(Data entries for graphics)
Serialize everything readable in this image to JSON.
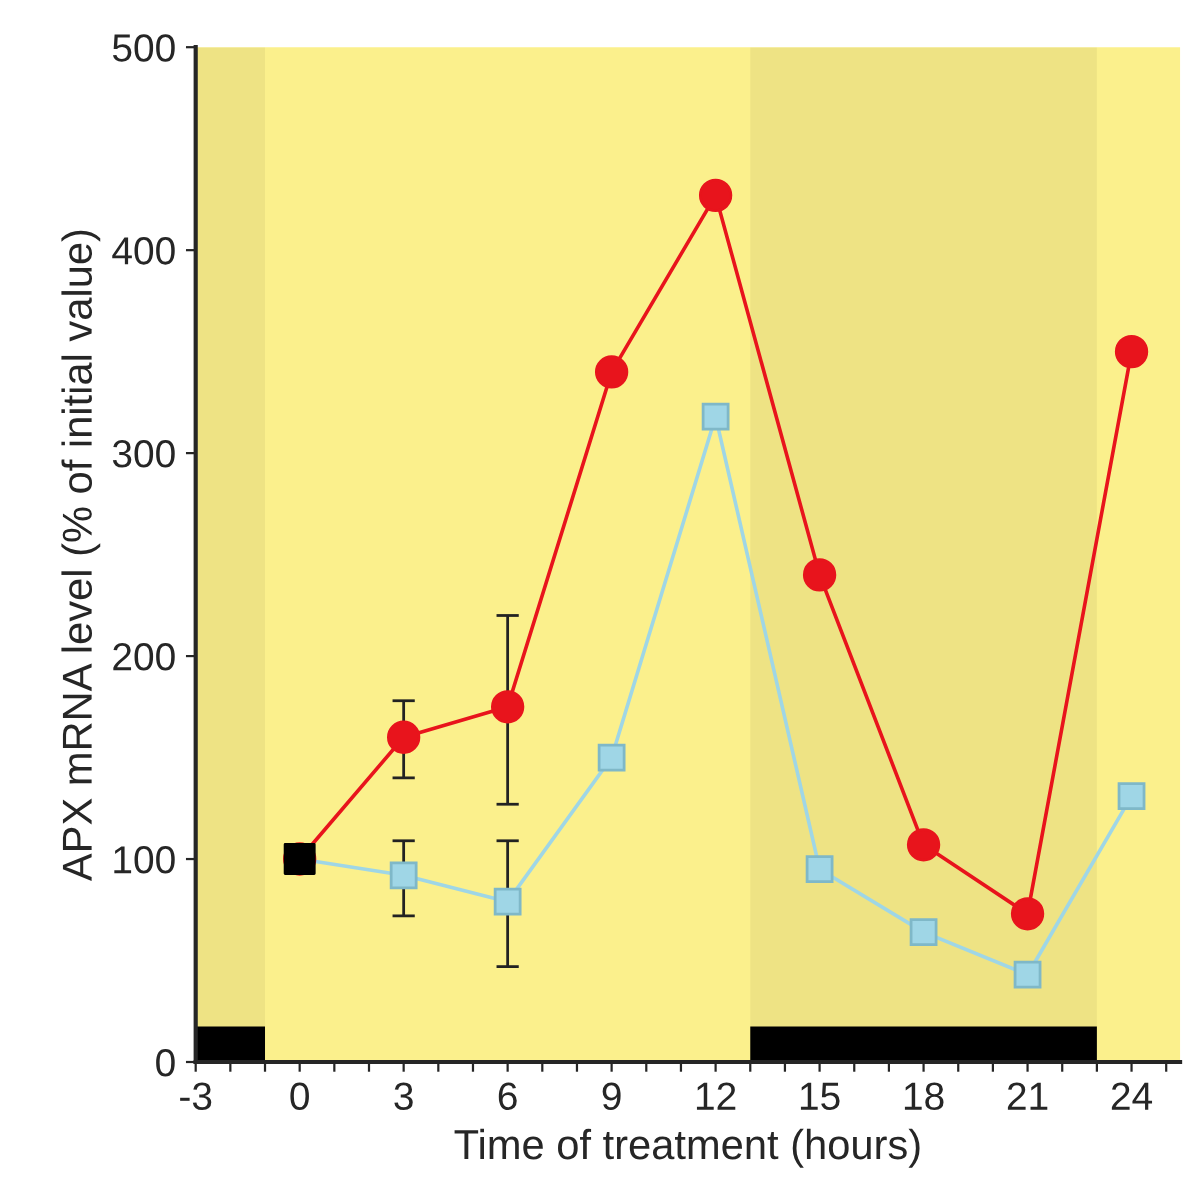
{
  "chart_data": {
    "type": "line",
    "xlabel": "Time of treatment (hours)",
    "ylabel": "APX mRNA level (% of initial value)",
    "xlim": [
      -3,
      25.4
    ],
    "ylim": [
      0,
      500
    ],
    "xticks": [
      -3,
      {
        "value": -2,
        "label": null
      },
      {
        "value": -1,
        "label": null
      },
      0,
      {
        "value": 1,
        "label": null
      },
      {
        "value": 2,
        "label": null
      },
      3,
      {
        "value": 4,
        "label": null
      },
      {
        "value": 5,
        "label": null
      },
      6,
      {
        "value": 7,
        "label": null
      },
      {
        "value": 8,
        "label": null
      },
      9,
      {
        "value": 10,
        "label": null
      },
      {
        "value": 11,
        "label": null
      },
      12,
      {
        "value": 13,
        "label": null
      },
      {
        "value": 14,
        "label": null
      },
      15,
      {
        "value": 16,
        "label": null
      },
      {
        "value": 17,
        "label": null
      },
      18,
      {
        "value": 19,
        "label": null
      },
      {
        "value": 20,
        "label": null
      },
      21,
      {
        "value": 22,
        "label": null
      },
      {
        "value": 23,
        "label": null
      },
      24,
      {
        "value": 25,
        "label": null
      }
    ],
    "yticks": [
      0,
      100,
      200,
      300,
      400,
      500
    ],
    "grid": false,
    "legend": false,
    "line_style": "solid",
    "series": [
      {
        "marker": "circle",
        "color": "#e8141c",
        "x": [
          0,
          3,
          6,
          9,
          12,
          15,
          18,
          21,
          24
        ],
        "values": [
          100,
          160,
          175,
          340,
          427,
          240,
          107,
          73,
          350
        ],
        "errors": [
          null,
          [
            140,
            178
          ],
          [
            127,
            220
          ],
          null,
          null,
          null,
          null,
          null,
          null
        ]
      },
      {
        "marker": "square",
        "color": "#9fd6e6",
        "x": [
          0,
          3,
          6,
          9,
          12,
          15,
          18,
          21,
          24
        ],
        "values": [
          100,
          92,
          79,
          150,
          318,
          95,
          64,
          43,
          131
        ],
        "errors": [
          null,
          [
            72,
            109
          ],
          [
            47,
            109
          ],
          null,
          null,
          null,
          null,
          null,
          null
        ]
      },
      {
        "type": "scatter",
        "marker": "square",
        "color": "#000000",
        "x": [
          0
        ],
        "values": [
          100
        ]
      }
    ],
    "bands": [
      {
        "axis": "x",
        "from": -3,
        "to": -1,
        "color": "#000000"
      },
      {
        "axis": "x",
        "from": 13,
        "to": 23,
        "color": "#000000"
      }
    ]
  }
}
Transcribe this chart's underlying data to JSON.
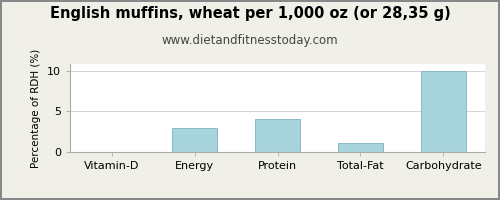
{
  "title": "English muffins, wheat per 1,000 oz (or 28,35 g)",
  "subtitle": "www.dietandfitnesstoday.com",
  "categories": [
    "Vitamin-D",
    "Energy",
    "Protein",
    "Total-Fat",
    "Carbohydrate"
  ],
  "values": [
    0,
    3.0,
    4.0,
    1.1,
    10.0
  ],
  "bar_color": "#a8d4de",
  "bar_edge_color": "#88b8c8",
  "ylabel": "Percentage of RDH (%)",
  "ylim": [
    0,
    10.8
  ],
  "yticks": [
    0,
    5,
    10
  ],
  "background_color": "#f0f0e8",
  "plot_bg_color": "#ffffff",
  "title_fontsize": 10.5,
  "subtitle_fontsize": 8.5,
  "label_fontsize": 7.5,
  "tick_fontsize": 8,
  "grid_color": "#cccccc",
  "border_color": "#888888",
  "font_family": "DejaVu Sans"
}
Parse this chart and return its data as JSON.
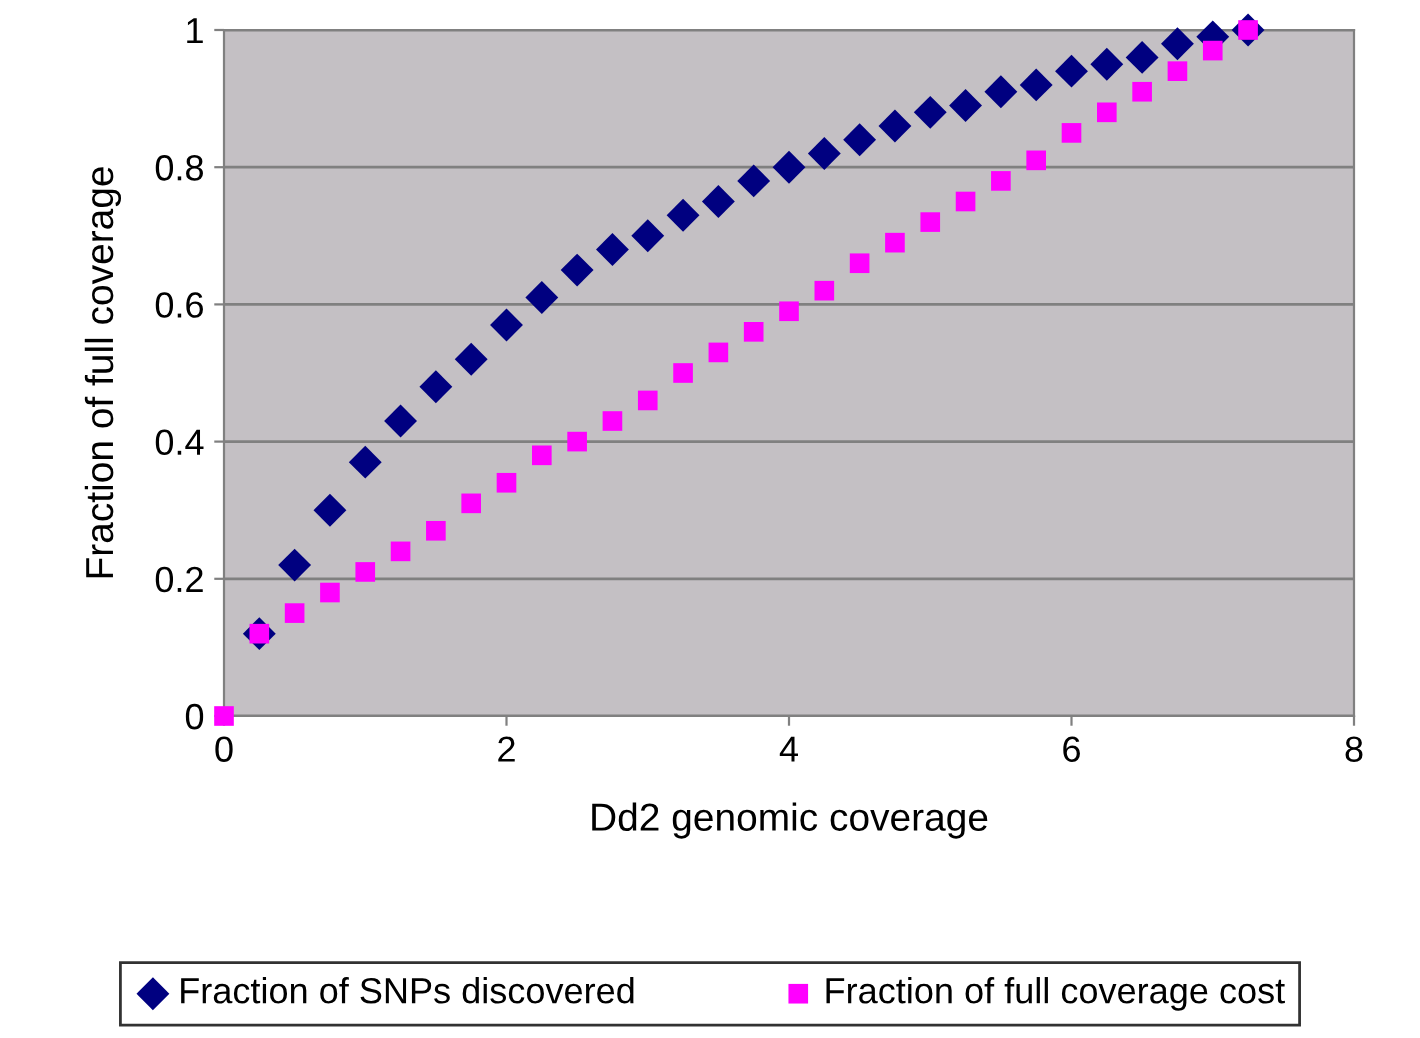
{
  "chart_data": {
    "type": "scatter",
    "xlabel": "Dd2 genomic coverage",
    "ylabel": "Fraction of full coverage",
    "x": [
      0,
      0.25,
      0.5,
      0.75,
      1,
      1.25,
      1.5,
      1.75,
      2,
      2.25,
      2.5,
      2.75,
      3,
      3.25,
      3.5,
      3.75,
      4,
      4.25,
      4.5,
      4.75,
      5,
      5.25,
      5.5,
      5.75,
      6,
      6.25,
      6.5,
      6.75,
      7,
      7.25
    ],
    "series": [
      {
        "name": "Fraction of SNPs discovered",
        "color": "#000080",
        "marker": "diamond",
        "values": [
          null,
          0.12,
          0.22,
          0.3,
          0.37,
          0.43,
          0.48,
          0.52,
          0.57,
          0.61,
          0.65,
          0.68,
          0.7,
          0.73,
          0.75,
          0.78,
          0.8,
          0.82,
          0.84,
          0.86,
          0.88,
          0.89,
          0.91,
          0.92,
          0.94,
          0.95,
          0.96,
          0.98,
          0.99,
          1
        ]
      },
      {
        "name": "Fraction of full coverage cost",
        "color": "#ff00ff",
        "marker": "square",
        "values": [
          0,
          0.12,
          0.15,
          0.18,
          0.21,
          0.24,
          0.27,
          0.31,
          0.34,
          0.38,
          0.4,
          0.43,
          0.46,
          0.5,
          0.53,
          0.56,
          0.59,
          0.62,
          0.66,
          0.69,
          0.72,
          0.75,
          0.78,
          0.81,
          0.85,
          0.88,
          0.91,
          0.94,
          0.97,
          1
        ]
      }
    ],
    "xlim": [
      0,
      8
    ],
    "xticks": [
      0,
      2,
      4,
      6,
      8
    ],
    "ylim": [
      0,
      1
    ],
    "yticks": [
      0,
      0.2,
      0.4,
      0.6,
      0.8,
      1
    ],
    "grid": "y",
    "legend": "bottom"
  }
}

Your goal: Exact copy, no pictures: write out all the records above.

Answer:
Serialize everything readable in this image to JSON.
{
  "chart_data": {
    "type": "line",
    "xlabel": "Time of treatment (hours)",
    "ylabel": "APX mRNA level (% of initial value)",
    "xlim": [
      -3,
      25.4
    ],
    "ylim": [
      0,
      500
    ],
    "xticks": [
      -3,
      {
        "value": -2,
        "label": null
      },
      {
        "value": -1,
        "label": null
      },
      0,
      {
        "value": 1,
        "label": null
      },
      {
        "value": 2,
        "label": null
      },
      3,
      {
        "value": 4,
        "label": null
      },
      {
        "value": 5,
        "label": null
      },
      6,
      {
        "value": 7,
        "label": null
      },
      {
        "value": 8,
        "label": null
      },
      9,
      {
        "value": 10,
        "label": null
      },
      {
        "value": 11,
        "label": null
      },
      12,
      {
        "value": 13,
        "label": null
      },
      {
        "value": 14,
        "label": null
      },
      15,
      {
        "value": 16,
        "label": null
      },
      {
        "value": 17,
        "label": null
      },
      18,
      {
        "value": 19,
        "label": null
      },
      {
        "value": 20,
        "label": null
      },
      21,
      {
        "value": 22,
        "label": null
      },
      {
        "value": 23,
        "label": null
      },
      24,
      {
        "value": 25,
        "label": null
      }
    ],
    "yticks": [
      0,
      100,
      200,
      300,
      400,
      500
    ],
    "grid": false,
    "legend": false,
    "line_style": "solid",
    "series": [
      {
        "marker": "circle",
        "color": "#e8141c",
        "x": [
          0,
          3,
          6,
          9,
          12,
          15,
          18,
          21,
          24
        ],
        "values": [
          100,
          160,
          175,
          340,
          427,
          240,
          107,
          73,
          350
        ],
        "errors": [
          null,
          [
            140,
            178
          ],
          [
            127,
            220
          ],
          null,
          null,
          null,
          null,
          null,
          null
        ]
      },
      {
        "marker": "square",
        "color": "#9fd6e6",
        "x": [
          0,
          3,
          6,
          9,
          12,
          15,
          18,
          21,
          24
        ],
        "values": [
          100,
          92,
          79,
          150,
          318,
          95,
          64,
          43,
          131
        ],
        "errors": [
          null,
          [
            72,
            109
          ],
          [
            47,
            109
          ],
          null,
          null,
          null,
          null,
          null,
          null
        ]
      },
      {
        "type": "scatter",
        "marker": "square",
        "color": "#000000",
        "x": [
          0
        ],
        "values": [
          100
        ]
      }
    ],
    "bands": [
      {
        "axis": "x",
        "from": -3,
        "to": -1,
        "color": "#000000"
      },
      {
        "axis": "x",
        "from": 13,
        "to": 23,
        "color": "#000000"
      }
    ]
  }
}
Transcribe this chart's underlying data to JSON.
{
  "title": "English muffins, wheat per 1,000 oz (or 28,35 g)",
  "subtitle": "www.dietandfitnesstoday.com",
  "categories": [
    "Vitamin-D",
    "Energy",
    "Protein",
    "Total-Fat",
    "Carbohydrate"
  ],
  "values": [
    0,
    3.0,
    4.0,
    1.1,
    10.0
  ],
  "bar_color": "#a8d4de",
  "bar_edge_color": "#88b8c8",
  "ylabel": "Percentage of RDH (%)",
  "ylim": [
    0,
    10.8
  ],
  "yticks": [
    0,
    5,
    10
  ],
  "background_color": "#f0f0e8",
  "plot_bg_color": "#ffffff",
  "title_fontsize": 10.5,
  "subtitle_fontsize": 8.5,
  "label_fontsize": 7.5,
  "tick_fontsize": 8,
  "grid_color": "#cccccc",
  "border_color": "#888888",
  "font_family": "DejaVu Sans"
}
Parse this chart and return its data as JSON.
{
  "chart_data": {
    "type": "scatter",
    "xlabel": "Dd2 genomic coverage",
    "ylabel": "Fraction of full coverage",
    "x": [
      0,
      0.25,
      0.5,
      0.75,
      1,
      1.25,
      1.5,
      1.75,
      2,
      2.25,
      2.5,
      2.75,
      3,
      3.25,
      3.5,
      3.75,
      4,
      4.25,
      4.5,
      4.75,
      5,
      5.25,
      5.5,
      5.75,
      6,
      6.25,
      6.5,
      6.75,
      7,
      7.25
    ],
    "series": [
      {
        "name": "Fraction of SNPs discovered",
        "color": "#000080",
        "marker": "diamond",
        "values": [
          null,
          0.12,
          0.22,
          0.3,
          0.37,
          0.43,
          0.48,
          0.52,
          0.57,
          0.61,
          0.65,
          0.68,
          0.7,
          0.73,
          0.75,
          0.78,
          0.8,
          0.82,
          0.84,
          0.86,
          0.88,
          0.89,
          0.91,
          0.92,
          0.94,
          0.95,
          0.96,
          0.98,
          0.99,
          1
        ]
      },
      {
        "name": "Fraction of full coverage cost",
        "color": "#ff00ff",
        "marker": "square",
        "values": [
          0,
          0.12,
          0.15,
          0.18,
          0.21,
          0.24,
          0.27,
          0.31,
          0.34,
          0.38,
          0.4,
          0.43,
          0.46,
          0.5,
          0.53,
          0.56,
          0.59,
          0.62,
          0.66,
          0.69,
          0.72,
          0.75,
          0.78,
          0.81,
          0.85,
          0.88,
          0.91,
          0.94,
          0.97,
          1
        ]
      }
    ],
    "xlim": [
      0,
      8
    ],
    "xticks": [
      0,
      2,
      4,
      6,
      8
    ],
    "ylim": [
      0,
      1
    ],
    "yticks": [
      0,
      0.2,
      0.4,
      0.6,
      0.8,
      1
    ],
    "grid": "y",
    "legend": "bottom"
  }
}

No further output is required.